A run of records:

========================================

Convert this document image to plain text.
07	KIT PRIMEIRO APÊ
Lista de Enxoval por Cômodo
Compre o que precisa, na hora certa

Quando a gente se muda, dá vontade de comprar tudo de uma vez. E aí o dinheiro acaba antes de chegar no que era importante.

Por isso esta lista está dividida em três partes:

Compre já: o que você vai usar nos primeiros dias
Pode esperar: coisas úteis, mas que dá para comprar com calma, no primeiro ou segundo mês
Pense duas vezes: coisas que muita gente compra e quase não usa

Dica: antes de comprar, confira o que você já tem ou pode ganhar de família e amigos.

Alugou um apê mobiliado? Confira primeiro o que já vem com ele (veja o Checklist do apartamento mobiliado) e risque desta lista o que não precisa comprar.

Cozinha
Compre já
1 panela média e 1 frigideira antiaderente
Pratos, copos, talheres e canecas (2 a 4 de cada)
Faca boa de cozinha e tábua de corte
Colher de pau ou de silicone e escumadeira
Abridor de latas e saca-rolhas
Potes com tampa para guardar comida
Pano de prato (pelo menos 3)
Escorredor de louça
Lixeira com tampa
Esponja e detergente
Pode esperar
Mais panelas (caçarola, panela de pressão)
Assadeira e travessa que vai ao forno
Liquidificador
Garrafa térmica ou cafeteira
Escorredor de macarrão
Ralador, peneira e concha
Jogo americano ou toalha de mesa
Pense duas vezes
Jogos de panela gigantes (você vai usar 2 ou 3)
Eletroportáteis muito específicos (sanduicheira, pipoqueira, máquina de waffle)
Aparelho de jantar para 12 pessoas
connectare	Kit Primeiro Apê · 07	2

========================================

Write the entries again, exactly as they stand.

Convert this document image to plain text.
07	KIT PRIMEIRO APÊ
Lista de Enxoval por Cômodo
Compre o que precisa, na hora certa

Quando a gente se muda, dá vontade de comprar tudo de uma vez. E aí o dinheiro acaba antes de chegar no que era importante.

Por isso esta lista está dividida em três partes:

Compre já: o que você vai usar nos primeiros dias
Pode esperar: coisas úteis, mas que dá para comprar com calma, no primeiro ou segundo mês
Pense duas vezes: coisas que muita gente compra e quase não usa

Dica: antes de comprar, confira o que você já tem ou pode ganhar de família e amigos.

Alugou um apê mobiliado? Confira primeiro o que já vem com ele (veja o Checklist do apartamento mobiliado) e risque desta lista o que não precisa comprar.

Cozinha
Compre já
1 panela média e 1 frigideira antiaderente
Pratos, copos, talheres e canecas (2 a 4 de cada)
Faca boa de cozinha e tábua de corte
Colher de pau ou de silicone e escumadeira
Abridor de latas e saca-rolhas
Potes com tampa para guardar comida
Pano de prato (pelo menos 3)
Escorredor de louça
Lixeira com tampa
Esponja e detergente
Pode esperar
Mais panelas (caçarola, panela de pressão)
Assadeira e travessa que vai ao forno
Liquidificador
Garrafa térmica ou cafeteira
Escorredor de macarrão
Ralador, peneira e concha
Jogo americano ou toalha de mesa
Pense duas vezes
Jogos de panela gigantes (você vai usar 2 ou 3)
Eletroportáteis muito específicos (sanduicheira, pipoqueira, máquina de waffle)
Aparelho de jantar para 12 pessoas
connectare	Kit Primeiro Apê · 07	2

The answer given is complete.